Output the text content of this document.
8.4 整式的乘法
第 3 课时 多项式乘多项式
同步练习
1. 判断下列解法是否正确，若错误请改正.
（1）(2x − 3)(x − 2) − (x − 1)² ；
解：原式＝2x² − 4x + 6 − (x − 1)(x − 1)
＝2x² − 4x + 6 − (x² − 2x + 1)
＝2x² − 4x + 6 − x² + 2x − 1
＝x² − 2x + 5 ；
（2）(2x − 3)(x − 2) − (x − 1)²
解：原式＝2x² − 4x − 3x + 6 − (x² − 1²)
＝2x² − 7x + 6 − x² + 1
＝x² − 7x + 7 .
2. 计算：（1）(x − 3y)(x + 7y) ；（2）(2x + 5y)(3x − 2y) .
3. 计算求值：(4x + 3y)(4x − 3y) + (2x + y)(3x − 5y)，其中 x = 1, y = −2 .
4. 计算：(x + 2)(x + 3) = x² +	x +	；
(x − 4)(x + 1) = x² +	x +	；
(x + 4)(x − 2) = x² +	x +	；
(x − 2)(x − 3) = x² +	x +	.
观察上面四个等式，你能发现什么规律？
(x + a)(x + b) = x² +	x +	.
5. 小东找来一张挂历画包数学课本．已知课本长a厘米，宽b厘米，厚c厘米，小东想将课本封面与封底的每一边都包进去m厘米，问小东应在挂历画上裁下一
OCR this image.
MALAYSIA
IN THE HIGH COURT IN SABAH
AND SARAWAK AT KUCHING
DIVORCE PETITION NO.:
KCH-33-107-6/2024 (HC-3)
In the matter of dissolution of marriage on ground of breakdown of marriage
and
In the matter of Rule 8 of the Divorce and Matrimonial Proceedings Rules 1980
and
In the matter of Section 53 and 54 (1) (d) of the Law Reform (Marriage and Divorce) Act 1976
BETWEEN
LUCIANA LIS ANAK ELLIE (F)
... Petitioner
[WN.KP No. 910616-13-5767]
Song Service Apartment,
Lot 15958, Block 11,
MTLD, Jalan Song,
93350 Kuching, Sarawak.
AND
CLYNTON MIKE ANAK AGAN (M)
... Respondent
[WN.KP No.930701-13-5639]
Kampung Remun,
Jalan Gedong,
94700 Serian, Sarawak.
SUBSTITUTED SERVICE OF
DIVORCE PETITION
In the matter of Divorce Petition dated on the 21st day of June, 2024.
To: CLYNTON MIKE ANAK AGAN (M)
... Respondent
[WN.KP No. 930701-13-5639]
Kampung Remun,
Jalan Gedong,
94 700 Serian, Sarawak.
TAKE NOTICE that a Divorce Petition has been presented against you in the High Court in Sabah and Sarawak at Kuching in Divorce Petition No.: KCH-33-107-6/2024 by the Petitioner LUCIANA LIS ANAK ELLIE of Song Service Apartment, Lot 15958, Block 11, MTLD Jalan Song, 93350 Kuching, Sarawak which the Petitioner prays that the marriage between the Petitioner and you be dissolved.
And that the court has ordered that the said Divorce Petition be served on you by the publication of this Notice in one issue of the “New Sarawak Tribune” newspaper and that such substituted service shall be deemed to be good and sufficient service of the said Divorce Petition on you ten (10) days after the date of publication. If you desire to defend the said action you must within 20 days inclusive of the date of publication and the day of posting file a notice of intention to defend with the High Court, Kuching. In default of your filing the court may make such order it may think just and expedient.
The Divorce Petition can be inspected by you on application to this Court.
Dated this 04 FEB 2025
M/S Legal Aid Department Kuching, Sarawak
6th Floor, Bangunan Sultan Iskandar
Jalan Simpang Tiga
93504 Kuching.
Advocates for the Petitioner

### Set exercise
Write out the material exactly as given.

### Solution
Output the text content of this document.
8.4 整式的乘法
第 3 课时 多项式乘多项式
同步练习
1. 判断下列解法是否正确，若错误请改正.
（1）(2x − 3)(x − 2) − (x − 1)² ；
解：原式＝2x² − 4x + 6 − (x − 1)(x − 1)
＝2x² − 4x + 6 − (x² − 2x + 1)
＝2x² − 4x + 6 − x² + 2x − 1
＝x² − 2x + 5 ；
（2）(2x − 3)(x − 2) − (x − 1)²
解：原式＝2x² − 4x − 3x + 6 − (x² − 1²)
＝2x² − 7x + 6 − x² + 1
＝x² − 7x + 7 .
2. 计算：（1）(x − 3y)(x + 7y) ；（2）(2x + 5y)(3x − 2y) .
3. 计算求值：(4x + 3y)(4x − 3y) + (2x + y)(3x − 5y)，其中 x = 1, y = −2 .
4. 计算：(x + 2)(x + 3) = x² +	x +	；
(x − 4)(x + 1) = x² +	x +	；
(x + 4)(x − 2) = x² +	x +	；
(x − 2)(x − 3) = x² +	x +	.
观察上面四个等式，你能发现什么规律？
(x + a)(x + b) = x² +	x +	.
5. 小东找来一张挂历画包数学课本．已知课本长a厘米，宽b厘米，厚c厘米，小东想将课本封面与封底的每一边都包进去m厘米，问小东应在挂历画上裁下一
OCR this image.
MALAYSIA
IN THE HIGH COURT IN SABAH
AND SARAWAK AT KUCHING
DIVORCE PETITION NO.:
KCH-33-107-6/2024 (HC-3)
In the matter of dissolution of marriage on ground of breakdown of marriage
and
In the matter of Rule 8 of the Divorce and Matrimonial Proceedings Rules 1980
and
In the matter of Section 53 and 54 (1) (d) of the Law Reform (Marriage and Divorce) Act 1976
BETWEEN
LUCIANA LIS ANAK ELLIE (F)
... Petitioner
[WN.KP No. 910616-13-5767]
Song Service Apartment,
Lot 15958, Block 11,
MTLD, Jalan Song,
93350 Kuching, Sarawak.
AND
CLYNTON MIKE ANAK AGAN (M)
... Respondent
[WN.KP No.930701-13-5639]
Kampung Remun,
Jalan Gedong,
94700 Serian, Sarawak.
SUBSTITUTED SERVICE OF
DIVORCE PETITION
In the matter of Divorce Petition dated on the 21st day of June, 2024.
To: CLYNTON MIKE ANAK AGAN (M)
... Respondent
[WN.KP No. 930701-13-5639]
Kampung Remun,
Jalan Gedong,
94 700 Serian, Sarawak.
TAKE NOTICE that a Divorce Petition has been presented against you in the High Court in Sabah and Sarawak at Kuching in Divorce Petition No.: KCH-33-107-6/2024 by the Petitioner LUCIANA LIS ANAK ELLIE of Song Service Apartment, Lot 15958, Block 11, MTLD Jalan Song, 93350 Kuching, Sarawak which the Petitioner prays that the marriage between the Petitioner and you be dissolved.
And that the court has ordered that the said Divorce Petition be served on you by the publication of this Notice in one issue of the “New Sarawak Tribune” newspaper and that such substituted service shall be deemed to be good and sufficient service of the said Divorce Petition on you ten (10) days after the date of publication. If you desire to defend the said action you must within 20 days inclusive of the date of publication and the day of posting file a notice of intention to defend with the High Court, Kuching. In default of your filing the court may make such order it may think just and expedient.
The Divorce Petition can be inspected by you on application to this Court.
Dated this 04 FEB 2025
M/S Legal Aid Department Kuching, Sarawak
6th Floor, Bangunan Sultan Iskandar
Jalan Simpang Tiga
93504 Kuching.
Advocates for the Petitioner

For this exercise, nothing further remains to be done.